Records from a dataset:
..............................
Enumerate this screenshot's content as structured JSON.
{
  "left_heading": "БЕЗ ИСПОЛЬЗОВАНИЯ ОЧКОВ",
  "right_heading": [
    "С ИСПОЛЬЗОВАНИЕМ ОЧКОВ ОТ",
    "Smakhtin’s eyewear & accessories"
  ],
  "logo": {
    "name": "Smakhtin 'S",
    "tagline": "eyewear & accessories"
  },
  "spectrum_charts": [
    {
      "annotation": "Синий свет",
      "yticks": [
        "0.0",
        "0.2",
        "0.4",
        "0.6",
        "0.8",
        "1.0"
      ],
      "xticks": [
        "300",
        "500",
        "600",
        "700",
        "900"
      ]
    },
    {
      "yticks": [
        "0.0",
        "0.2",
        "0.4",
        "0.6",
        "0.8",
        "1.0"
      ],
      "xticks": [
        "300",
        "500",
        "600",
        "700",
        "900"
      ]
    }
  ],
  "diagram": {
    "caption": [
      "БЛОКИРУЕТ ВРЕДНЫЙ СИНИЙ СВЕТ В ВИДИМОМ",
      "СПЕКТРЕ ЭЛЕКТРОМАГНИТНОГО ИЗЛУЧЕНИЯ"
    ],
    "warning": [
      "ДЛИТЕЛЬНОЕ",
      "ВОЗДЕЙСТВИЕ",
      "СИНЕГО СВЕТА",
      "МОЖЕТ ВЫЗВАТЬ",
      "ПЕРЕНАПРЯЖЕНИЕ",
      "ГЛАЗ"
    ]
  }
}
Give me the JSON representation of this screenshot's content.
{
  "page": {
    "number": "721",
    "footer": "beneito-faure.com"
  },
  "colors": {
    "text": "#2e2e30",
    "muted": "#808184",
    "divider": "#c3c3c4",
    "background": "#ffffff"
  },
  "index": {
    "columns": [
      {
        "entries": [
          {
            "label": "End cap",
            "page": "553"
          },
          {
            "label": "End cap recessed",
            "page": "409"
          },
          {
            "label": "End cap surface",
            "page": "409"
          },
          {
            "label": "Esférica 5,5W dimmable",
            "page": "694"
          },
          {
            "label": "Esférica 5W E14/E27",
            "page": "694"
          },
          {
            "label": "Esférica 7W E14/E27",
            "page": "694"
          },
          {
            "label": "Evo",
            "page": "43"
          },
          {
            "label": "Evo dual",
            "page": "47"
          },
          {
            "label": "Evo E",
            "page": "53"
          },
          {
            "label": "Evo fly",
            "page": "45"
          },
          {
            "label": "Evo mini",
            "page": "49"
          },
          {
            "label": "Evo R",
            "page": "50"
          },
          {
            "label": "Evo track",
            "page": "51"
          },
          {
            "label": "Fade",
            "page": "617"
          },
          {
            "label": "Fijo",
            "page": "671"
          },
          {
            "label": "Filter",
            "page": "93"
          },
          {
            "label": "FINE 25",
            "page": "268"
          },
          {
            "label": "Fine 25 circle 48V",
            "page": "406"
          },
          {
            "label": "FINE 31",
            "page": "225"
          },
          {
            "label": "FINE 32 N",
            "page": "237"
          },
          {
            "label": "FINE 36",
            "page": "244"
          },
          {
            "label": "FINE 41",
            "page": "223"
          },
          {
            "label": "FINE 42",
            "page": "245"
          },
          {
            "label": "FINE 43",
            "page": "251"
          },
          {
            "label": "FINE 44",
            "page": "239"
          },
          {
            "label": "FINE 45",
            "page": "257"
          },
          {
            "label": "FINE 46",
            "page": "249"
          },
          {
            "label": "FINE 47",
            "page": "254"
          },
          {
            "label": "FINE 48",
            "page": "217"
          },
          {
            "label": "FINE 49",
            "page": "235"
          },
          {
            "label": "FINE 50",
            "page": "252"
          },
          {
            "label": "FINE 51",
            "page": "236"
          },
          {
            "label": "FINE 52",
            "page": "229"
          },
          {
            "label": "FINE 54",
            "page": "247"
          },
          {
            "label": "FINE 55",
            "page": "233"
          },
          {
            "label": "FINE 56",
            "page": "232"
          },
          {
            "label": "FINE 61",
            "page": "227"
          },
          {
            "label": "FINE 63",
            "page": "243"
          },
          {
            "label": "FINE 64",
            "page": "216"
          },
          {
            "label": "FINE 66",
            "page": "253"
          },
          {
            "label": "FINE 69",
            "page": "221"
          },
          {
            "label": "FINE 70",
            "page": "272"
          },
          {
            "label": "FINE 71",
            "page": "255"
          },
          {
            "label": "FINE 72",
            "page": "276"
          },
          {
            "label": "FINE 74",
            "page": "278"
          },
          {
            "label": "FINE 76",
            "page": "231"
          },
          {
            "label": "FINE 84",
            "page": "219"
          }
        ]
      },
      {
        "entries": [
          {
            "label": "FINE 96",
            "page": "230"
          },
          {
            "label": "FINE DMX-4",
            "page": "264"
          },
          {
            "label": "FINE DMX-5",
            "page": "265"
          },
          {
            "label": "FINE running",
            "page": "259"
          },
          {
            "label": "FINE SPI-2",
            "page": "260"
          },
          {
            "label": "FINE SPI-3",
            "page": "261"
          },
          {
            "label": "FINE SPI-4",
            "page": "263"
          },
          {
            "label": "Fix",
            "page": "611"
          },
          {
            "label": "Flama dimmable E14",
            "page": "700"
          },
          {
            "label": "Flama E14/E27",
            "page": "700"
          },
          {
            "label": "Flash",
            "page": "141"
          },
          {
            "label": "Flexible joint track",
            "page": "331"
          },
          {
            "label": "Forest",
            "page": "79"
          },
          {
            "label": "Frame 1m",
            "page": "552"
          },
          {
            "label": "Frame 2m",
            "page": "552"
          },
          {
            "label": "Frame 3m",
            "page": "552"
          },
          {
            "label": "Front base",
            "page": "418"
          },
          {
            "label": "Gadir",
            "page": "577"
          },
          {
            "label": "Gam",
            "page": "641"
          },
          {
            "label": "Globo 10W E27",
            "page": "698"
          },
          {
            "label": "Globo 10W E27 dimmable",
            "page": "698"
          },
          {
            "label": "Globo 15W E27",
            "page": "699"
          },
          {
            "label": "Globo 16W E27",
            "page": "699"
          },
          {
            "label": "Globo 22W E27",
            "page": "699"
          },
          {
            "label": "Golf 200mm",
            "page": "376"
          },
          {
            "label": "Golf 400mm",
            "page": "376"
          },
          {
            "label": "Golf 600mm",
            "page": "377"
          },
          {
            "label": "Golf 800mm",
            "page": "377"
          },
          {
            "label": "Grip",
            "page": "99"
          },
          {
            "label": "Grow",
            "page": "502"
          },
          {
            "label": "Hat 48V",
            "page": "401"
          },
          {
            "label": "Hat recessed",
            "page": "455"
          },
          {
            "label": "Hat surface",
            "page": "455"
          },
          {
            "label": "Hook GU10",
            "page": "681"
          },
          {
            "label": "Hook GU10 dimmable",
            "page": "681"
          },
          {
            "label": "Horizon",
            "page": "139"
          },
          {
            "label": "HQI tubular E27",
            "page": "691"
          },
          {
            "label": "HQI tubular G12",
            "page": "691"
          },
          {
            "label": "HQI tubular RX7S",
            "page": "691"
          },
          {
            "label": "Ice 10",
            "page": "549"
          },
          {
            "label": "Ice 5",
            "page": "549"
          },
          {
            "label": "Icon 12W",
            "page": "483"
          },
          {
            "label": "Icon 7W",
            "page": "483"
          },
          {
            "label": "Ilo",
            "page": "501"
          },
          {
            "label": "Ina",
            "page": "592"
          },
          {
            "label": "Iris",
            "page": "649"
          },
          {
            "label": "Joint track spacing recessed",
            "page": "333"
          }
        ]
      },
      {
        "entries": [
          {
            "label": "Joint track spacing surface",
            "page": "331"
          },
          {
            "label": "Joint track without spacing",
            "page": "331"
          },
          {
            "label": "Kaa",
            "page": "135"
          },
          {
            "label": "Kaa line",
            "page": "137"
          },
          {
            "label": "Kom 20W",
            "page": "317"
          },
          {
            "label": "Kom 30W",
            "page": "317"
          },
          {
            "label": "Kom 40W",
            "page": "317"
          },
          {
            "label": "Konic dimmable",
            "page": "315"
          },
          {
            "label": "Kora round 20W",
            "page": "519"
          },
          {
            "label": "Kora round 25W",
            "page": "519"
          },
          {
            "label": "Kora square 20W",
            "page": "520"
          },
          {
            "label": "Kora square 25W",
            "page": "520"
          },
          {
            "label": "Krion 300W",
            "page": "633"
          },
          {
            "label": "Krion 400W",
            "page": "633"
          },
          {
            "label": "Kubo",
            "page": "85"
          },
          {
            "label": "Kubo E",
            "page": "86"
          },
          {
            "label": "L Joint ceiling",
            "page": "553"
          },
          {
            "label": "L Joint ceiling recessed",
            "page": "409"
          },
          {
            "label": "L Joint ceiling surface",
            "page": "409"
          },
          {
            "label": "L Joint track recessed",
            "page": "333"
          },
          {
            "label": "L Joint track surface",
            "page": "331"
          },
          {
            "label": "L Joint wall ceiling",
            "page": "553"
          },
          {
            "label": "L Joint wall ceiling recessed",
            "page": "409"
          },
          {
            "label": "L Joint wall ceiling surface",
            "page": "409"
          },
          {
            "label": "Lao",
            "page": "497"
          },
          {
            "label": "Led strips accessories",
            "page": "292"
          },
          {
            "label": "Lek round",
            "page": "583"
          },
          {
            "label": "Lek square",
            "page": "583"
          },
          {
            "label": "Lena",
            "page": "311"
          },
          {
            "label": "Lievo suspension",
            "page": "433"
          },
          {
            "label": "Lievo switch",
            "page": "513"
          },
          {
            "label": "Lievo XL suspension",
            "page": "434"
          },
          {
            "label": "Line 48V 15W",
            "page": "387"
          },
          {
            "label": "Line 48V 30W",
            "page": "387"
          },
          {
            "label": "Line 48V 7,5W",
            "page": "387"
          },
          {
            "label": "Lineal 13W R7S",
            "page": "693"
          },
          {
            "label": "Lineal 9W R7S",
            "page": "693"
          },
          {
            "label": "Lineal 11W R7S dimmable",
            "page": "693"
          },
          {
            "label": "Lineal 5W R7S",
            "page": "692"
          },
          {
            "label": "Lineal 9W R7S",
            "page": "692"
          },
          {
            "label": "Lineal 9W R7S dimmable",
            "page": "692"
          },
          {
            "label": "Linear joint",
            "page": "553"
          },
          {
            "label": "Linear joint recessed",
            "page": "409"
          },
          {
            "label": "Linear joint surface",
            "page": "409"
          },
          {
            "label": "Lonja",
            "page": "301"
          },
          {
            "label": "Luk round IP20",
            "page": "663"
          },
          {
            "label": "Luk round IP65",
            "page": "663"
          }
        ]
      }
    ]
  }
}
..............................
● Task prompt
List the lines of the records where "Linear" occurs.

● Full response
            "label": "Linear joint",
            "label": "Linear joint recessed",
            "label": "Linear joint surface",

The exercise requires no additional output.